Instrucciones a seguir:
Responda a las siguientes preguntas a partir del texto sobre la potestad del Papa:
1. ¿Qué canon establece que el Papa no puede ser juzgado por nadie?
2. ¿Qué potestad tienen los cardenales para tomar decisiones sobre el Papa mientras este vive?
3. ¿Cuántas personas pertenecen a la institución sobre la que el Papa ejerce su poder?

2. Según el vigente Código de Derecho Canónico, el Papa tiene una potestad que es suprema, plena, inmediata y universal en la Iglesia (c. 331). Además, no cabe apelación ni recurso contra una sentencia o decreto del Papa (c. 333, 3). Es más, el Papa no puede ser juzgado por nadie (c. 1404). Y si alguien recurre a un Concilio Ecuménico o a todos los obispos en contra de una decisión del Papa, debe ser castigado con una censura (c. 1372), que puede ser la excomunión, la suspensión a divinis o el entredicho.

3. Los cardenales no tienen ninguna potestad para tomar decisiones sobre el Papa mientras éste vive (AAS 67 (1975) 612).

4. Por tanto, si el Papa está donde está es porque él quiere. Quienes le rodean no pueden destituirlo porque no consta que al Papa se le haya ido la cabeza.

5. El problema más grave, que se plantea ahora mismo, es el del sistema organizativo de la Iglesia. Porque es un sistema en el que todo el poder queda concentrado en un solo hombre. Pero resulta que, en este momento, ese hombre no está en condiciones de ejercer semejante poder sobre una institución a la que pertenecen más de mil cien millones de personas.

6. Es verdad que el Papa está dando un ejemplo heroico en su enfermedad. Pero lo específico del Papa en la Iglesia no es dar ejemplo de paciencia y aguante ante el dolor, sino gobernar, cosa para la que un anciano enfermo, como Juan Pablo II, no está capacitado, si tenemos en cuenta que él concentra en sí todo el poder en una institución de ámbito mundial y con tantos y tan graves problemas como los que hoy tiene que afrontar la Iglesia.

Extracto de datos:
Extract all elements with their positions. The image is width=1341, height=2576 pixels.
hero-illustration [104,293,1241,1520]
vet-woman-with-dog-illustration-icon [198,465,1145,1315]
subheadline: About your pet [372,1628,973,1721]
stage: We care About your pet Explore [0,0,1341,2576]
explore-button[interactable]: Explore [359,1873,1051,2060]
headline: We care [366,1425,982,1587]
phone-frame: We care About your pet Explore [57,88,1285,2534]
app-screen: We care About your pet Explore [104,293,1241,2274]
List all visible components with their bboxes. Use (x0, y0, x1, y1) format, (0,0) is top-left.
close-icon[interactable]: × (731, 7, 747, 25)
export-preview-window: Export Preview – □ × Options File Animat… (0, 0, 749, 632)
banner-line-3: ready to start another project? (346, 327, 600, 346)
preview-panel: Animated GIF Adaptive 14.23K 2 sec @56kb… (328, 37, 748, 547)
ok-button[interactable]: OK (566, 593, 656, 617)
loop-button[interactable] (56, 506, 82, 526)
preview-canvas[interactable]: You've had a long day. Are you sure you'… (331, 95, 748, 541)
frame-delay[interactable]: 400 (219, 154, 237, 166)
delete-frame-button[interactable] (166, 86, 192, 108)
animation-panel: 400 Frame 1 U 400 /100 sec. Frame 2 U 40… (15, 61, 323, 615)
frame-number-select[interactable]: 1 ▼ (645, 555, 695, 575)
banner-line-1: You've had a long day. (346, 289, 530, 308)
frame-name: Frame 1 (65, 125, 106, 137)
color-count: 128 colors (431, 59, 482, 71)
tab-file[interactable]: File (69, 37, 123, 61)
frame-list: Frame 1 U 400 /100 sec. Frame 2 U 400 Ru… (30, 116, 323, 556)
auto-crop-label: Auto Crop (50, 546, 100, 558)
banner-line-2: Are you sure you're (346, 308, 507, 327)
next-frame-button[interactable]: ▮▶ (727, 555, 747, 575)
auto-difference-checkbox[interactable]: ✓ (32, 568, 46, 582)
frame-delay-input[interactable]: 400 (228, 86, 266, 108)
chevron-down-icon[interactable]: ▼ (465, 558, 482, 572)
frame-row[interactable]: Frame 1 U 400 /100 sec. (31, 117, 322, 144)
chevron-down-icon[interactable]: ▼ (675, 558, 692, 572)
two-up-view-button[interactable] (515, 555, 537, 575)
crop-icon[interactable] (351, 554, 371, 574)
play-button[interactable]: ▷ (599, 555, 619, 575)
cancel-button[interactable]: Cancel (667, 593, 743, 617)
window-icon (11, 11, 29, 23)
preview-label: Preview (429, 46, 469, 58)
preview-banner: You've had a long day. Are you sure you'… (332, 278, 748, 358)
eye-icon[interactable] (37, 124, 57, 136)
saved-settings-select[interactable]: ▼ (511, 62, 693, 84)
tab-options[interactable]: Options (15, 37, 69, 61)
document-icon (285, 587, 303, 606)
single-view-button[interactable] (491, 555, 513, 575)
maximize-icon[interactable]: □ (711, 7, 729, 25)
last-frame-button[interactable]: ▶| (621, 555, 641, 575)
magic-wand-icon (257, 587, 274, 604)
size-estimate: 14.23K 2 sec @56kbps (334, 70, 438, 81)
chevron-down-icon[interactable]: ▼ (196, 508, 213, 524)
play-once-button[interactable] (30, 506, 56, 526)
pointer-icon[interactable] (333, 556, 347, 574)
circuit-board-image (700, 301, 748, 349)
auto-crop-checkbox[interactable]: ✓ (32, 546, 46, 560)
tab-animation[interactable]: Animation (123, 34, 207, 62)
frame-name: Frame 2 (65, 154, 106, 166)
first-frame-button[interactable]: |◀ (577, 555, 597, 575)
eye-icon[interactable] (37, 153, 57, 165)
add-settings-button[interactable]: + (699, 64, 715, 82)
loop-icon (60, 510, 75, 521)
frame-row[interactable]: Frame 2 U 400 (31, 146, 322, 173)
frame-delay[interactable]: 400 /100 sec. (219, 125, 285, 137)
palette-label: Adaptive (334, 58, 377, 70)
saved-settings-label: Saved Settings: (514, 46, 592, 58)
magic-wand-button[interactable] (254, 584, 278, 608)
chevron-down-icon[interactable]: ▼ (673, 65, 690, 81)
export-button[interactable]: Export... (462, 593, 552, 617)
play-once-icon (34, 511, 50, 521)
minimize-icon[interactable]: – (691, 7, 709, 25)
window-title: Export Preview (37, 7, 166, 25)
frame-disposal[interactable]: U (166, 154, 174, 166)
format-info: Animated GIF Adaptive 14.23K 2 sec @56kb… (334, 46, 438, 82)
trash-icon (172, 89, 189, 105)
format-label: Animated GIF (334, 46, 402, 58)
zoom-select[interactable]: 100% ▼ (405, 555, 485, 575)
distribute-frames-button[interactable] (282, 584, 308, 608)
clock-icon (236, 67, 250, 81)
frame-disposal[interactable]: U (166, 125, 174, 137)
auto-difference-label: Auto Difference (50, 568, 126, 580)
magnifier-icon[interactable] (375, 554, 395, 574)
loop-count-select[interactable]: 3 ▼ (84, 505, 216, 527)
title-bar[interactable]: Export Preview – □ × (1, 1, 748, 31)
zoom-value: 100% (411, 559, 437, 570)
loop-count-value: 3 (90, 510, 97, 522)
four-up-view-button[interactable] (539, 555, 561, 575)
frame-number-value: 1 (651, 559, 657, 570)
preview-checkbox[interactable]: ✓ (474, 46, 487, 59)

Respuesta:
1. El canon 1404.
2. Ninguna.
3. Más de mil cien millones de personas.